● AIM: Across the entries below, how many lines contain the string "timestamp"? Give only the count.

[Data records]

= = =

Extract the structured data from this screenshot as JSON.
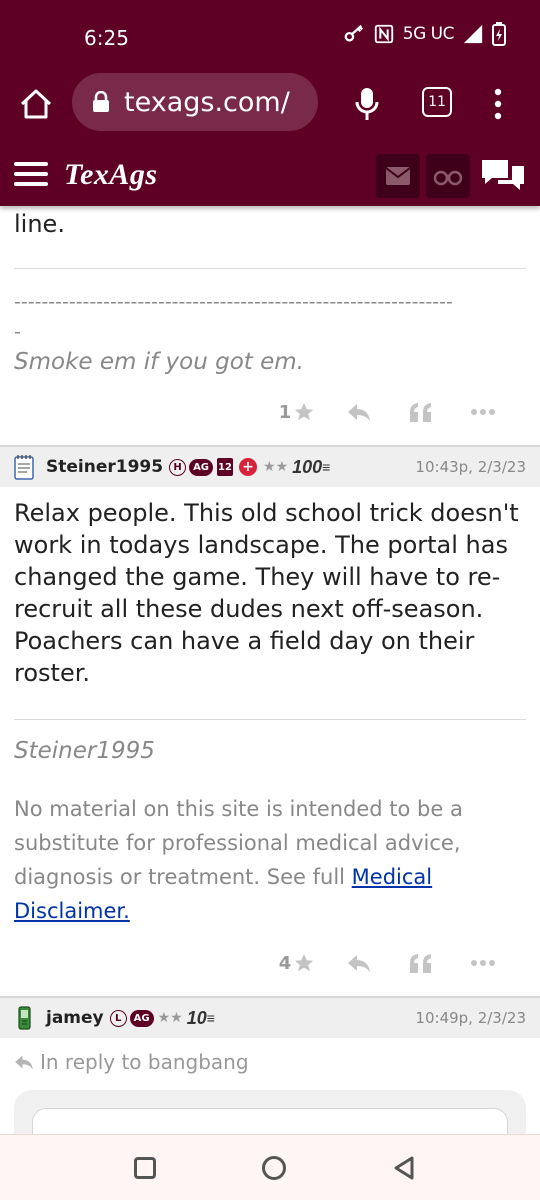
{
  "status": {
    "time": "6:25",
    "network": "5G UC"
  },
  "browser": {
    "url": "texags.com/",
    "tab_count": "11"
  },
  "site": {
    "logo": "TexAgs"
  },
  "post_prev": {
    "text_tail": "line.",
    "signature_dashes": "----------------------------------------------------------------",
    "signature_dash_tail": "-",
    "signature": "Smoke em if you got em.",
    "likes": "1"
  },
  "post_steiner": {
    "username": "Steiner1995",
    "badge_h": "H",
    "badge_ag": "AG",
    "badge_12": "12",
    "stars": "★★",
    "post_count": "100",
    "timestamp": "10:43p, 2/3/23",
    "body": "Relax people. This old school trick doesn't work in todays landscape. The portal has changed the game. They will have to re-recruit all these dudes next off-season. Poachers can have a field day on their roster.",
    "signature": "Steiner1995",
    "disclaimer": "No material on this site is intended to be a substitute for professional medical advice, diagnosis or treatment. See full ",
    "disclaimer_link": "Medical Disclaimer.",
    "likes": "4"
  },
  "post_jamey": {
    "username": "jamey",
    "badge_l": "L",
    "badge_ag": "AG",
    "stars": "★★",
    "post_count": "10",
    "timestamp": "10:49p, 2/3/23",
    "reply_to": "In reply to bangbang"
  },
  "colors": {
    "brand": "#5d0024",
    "link": "#0033aa"
  }
}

= = =

● SOLUTION TO THIS PROBLEM: 2